- **What needs to be done**
Print the entries verbatim, leaving out the images they contain.

- **Rows**
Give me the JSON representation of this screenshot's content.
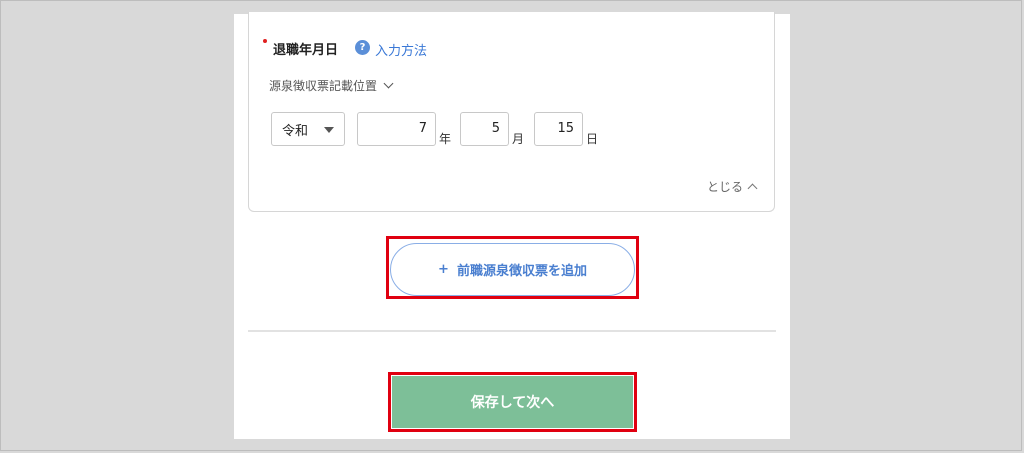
{
  "field": {
    "title": "退職年月日",
    "help_icon": "?",
    "help_link": "入力方法",
    "position_toggle": "源泉徴収票記載位置"
  },
  "date": {
    "era": "令和",
    "year": "7",
    "year_unit": "年",
    "month": "5",
    "month_unit": "月",
    "day": "15",
    "day_unit": "日"
  },
  "close_toggle": "とじる",
  "add_button": {
    "icon": "+",
    "label": "前職源泉徴収票を追加"
  },
  "save_button": {
    "label": "保存して次へ"
  },
  "colors": {
    "accent_blue": "#4a7fd0",
    "save_green": "#7dbf98",
    "highlight_red": "#e00010"
  }
}
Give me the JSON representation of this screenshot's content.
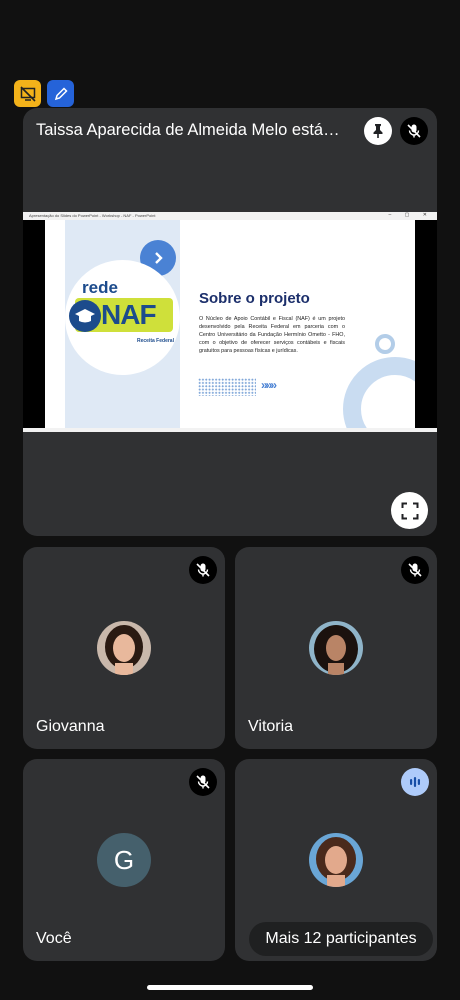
{
  "top_icons": [
    {
      "icon": "screen-share-off-icon",
      "color": "#f3b21a"
    },
    {
      "icon": "pen-annotate-icon",
      "color": "#2563d9"
    }
  ],
  "presentation": {
    "presenter_label": "Taissa Aparecida de Almeida Melo está apresentando",
    "pin_icon": "pin-icon",
    "mic_icon": "mic-off-icon",
    "expand_icon": "fullscreen-icon",
    "slide": {
      "window_title": "Apresentação do Slides do PowerPoint  -  Workshop - NAF - PowerPoint",
      "logo_rede": "rede",
      "logo_naf": "NAF",
      "logo_receita": "Receita Federal",
      "title": "Sobre o projeto",
      "body": "O Núcleo de Apoio Contábil e Fiscal (NAF) é um projeto desenvolvido pela Receita Federal em parceria com o Centro Universitário da Fundação Hermínio Ometto - FHO, com o objetivo de oferecer serviços contábeis e fiscais gratuitos para pessoas físicas e jurídicas.",
      "chevrons": "»»»",
      "accent_color": "#1c4b8c"
    }
  },
  "participants": [
    {
      "name": "Giovanna",
      "mic": "mic-off-icon"
    },
    {
      "name": "Vitoria",
      "mic": "mic-off-icon"
    },
    {
      "name": "Você",
      "initial": "G",
      "mic": "mic-off-icon"
    },
    {
      "name": "",
      "mic": "speaking-icon"
    }
  ],
  "more_participants": "Mais 12 participantes"
}
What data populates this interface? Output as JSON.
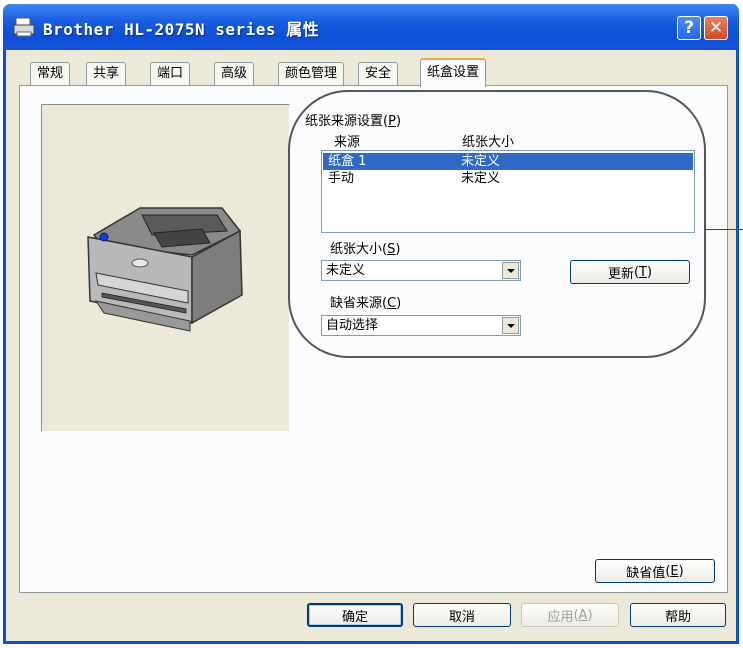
{
  "window": {
    "title": "Brother HL-2075N series 属性",
    "help_label": "?",
    "close_label": "✕"
  },
  "tabs": [
    {
      "label": "常规"
    },
    {
      "label": "共享"
    },
    {
      "label": "端口"
    },
    {
      "label": "高级"
    },
    {
      "label": "颜色管理"
    },
    {
      "label": "安全"
    },
    {
      "label": "纸盒设置"
    }
  ],
  "active_tab": "纸盒设置",
  "source_settings": {
    "group_label": "纸张来源设置",
    "group_hotkey": "P",
    "col_source": "来源",
    "col_size": "纸张大小",
    "rows": [
      {
        "source": "纸盒 1",
        "size": "未定义",
        "selected": true
      },
      {
        "source": "手动",
        "size": "未定义",
        "selected": false
      }
    ]
  },
  "paper_size": {
    "label": "纸张大小",
    "hotkey": "S",
    "value": "未定义"
  },
  "default_source": {
    "label": "缺省来源",
    "hotkey": "C",
    "value": "自动选择"
  },
  "buttons": {
    "update_label": "更新",
    "update_hotkey": "T",
    "defaults_label": "缺省值",
    "defaults_hotkey": "E",
    "ok": "确定",
    "cancel": "取消",
    "apply_label": "应用",
    "apply_hotkey": "A",
    "help": "帮助"
  }
}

- **Solution to the exercise**
Give me the JSON representation of this screenshot's content.
{
  "field": {
    "title": "退職年月日",
    "help_icon": "?",
    "help_link": "入力方法",
    "position_toggle": "源泉徴収票記載位置"
  },
  "date": {
    "era": "令和",
    "year": "7",
    "year_unit": "年",
    "month": "5",
    "month_unit": "月",
    "day": "15",
    "day_unit": "日"
  },
  "close_toggle": "とじる",
  "add_button": {
    "icon": "+",
    "label": "前職源泉徴収票を追加"
  },
  "save_button": {
    "label": "保存して次へ"
  },
  "colors": {
    "accent_blue": "#4a7fd0",
    "save_green": "#7dbf98",
    "highlight_red": "#e00010"
  }
}
Give me the JSON representation of this screenshot's content.
{
  "top_icons": [
    {
      "icon": "screen-share-off-icon",
      "color": "#f3b21a"
    },
    {
      "icon": "pen-annotate-icon",
      "color": "#2563d9"
    }
  ],
  "presentation": {
    "presenter_label": "Taissa Aparecida de Almeida Melo está apresentando",
    "pin_icon": "pin-icon",
    "mic_icon": "mic-off-icon",
    "expand_icon": "fullscreen-icon",
    "slide": {
      "window_title": "Apresentação do Slides do PowerPoint  -  Workshop - NAF - PowerPoint",
      "logo_rede": "rede",
      "logo_naf": "NAF",
      "logo_receita": "Receita Federal",
      "title": "Sobre o projeto",
      "body": "O Núcleo de Apoio Contábil e Fiscal (NAF) é um projeto desenvolvido pela Receita Federal em parceria com o Centro Universitário da Fundação Hermínio Ometto - FHO, com o objetivo de oferecer serviços contábeis e fiscais gratuitos para pessoas físicas e jurídicas.",
      "chevrons": "»»»",
      "accent_color": "#1c4b8c"
    }
  },
  "participants": [
    {
      "name": "Giovanna",
      "mic": "mic-off-icon"
    },
    {
      "name": "Vitoria",
      "mic": "mic-off-icon"
    },
    {
      "name": "Você",
      "initial": "G",
      "mic": "mic-off-icon"
    },
    {
      "name": "",
      "mic": "speaking-icon"
    }
  ],
  "more_participants": "Mais 12 participantes"
}
What data populates this interface? Output as JSON.
{
  "window": {
    "title": "Brother HL-2075N series 属性",
    "help_label": "?",
    "close_label": "✕"
  },
  "tabs": [
    {
      "label": "常规"
    },
    {
      "label": "共享"
    },
    {
      "label": "端口"
    },
    {
      "label": "高级"
    },
    {
      "label": "颜色管理"
    },
    {
      "label": "安全"
    },
    {
      "label": "纸盒设置"
    }
  ],
  "active_tab": "纸盒设置",
  "source_settings": {
    "group_label": "纸张来源设置",
    "group_hotkey": "P",
    "col_source": "来源",
    "col_size": "纸张大小",
    "rows": [
      {
        "source": "纸盒 1",
        "size": "未定义",
        "selected": true
      },
      {
        "source": "手动",
        "size": "未定义",
        "selected": false
      }
    ]
  },
  "paper_size": {
    "label": "纸张大小",
    "hotkey": "S",
    "value": "未定义"
  },
  "default_source": {
    "label": "缺省来源",
    "hotkey": "C",
    "value": "自动选择"
  },
  "buttons": {
    "update_label": "更新",
    "update_hotkey": "T",
    "defaults_label": "缺省值",
    "defaults_hotkey": "E",
    "ok": "确定",
    "cancel": "取消",
    "apply_label": "应用",
    "apply_hotkey": "A",
    "help": "帮助"
  }
}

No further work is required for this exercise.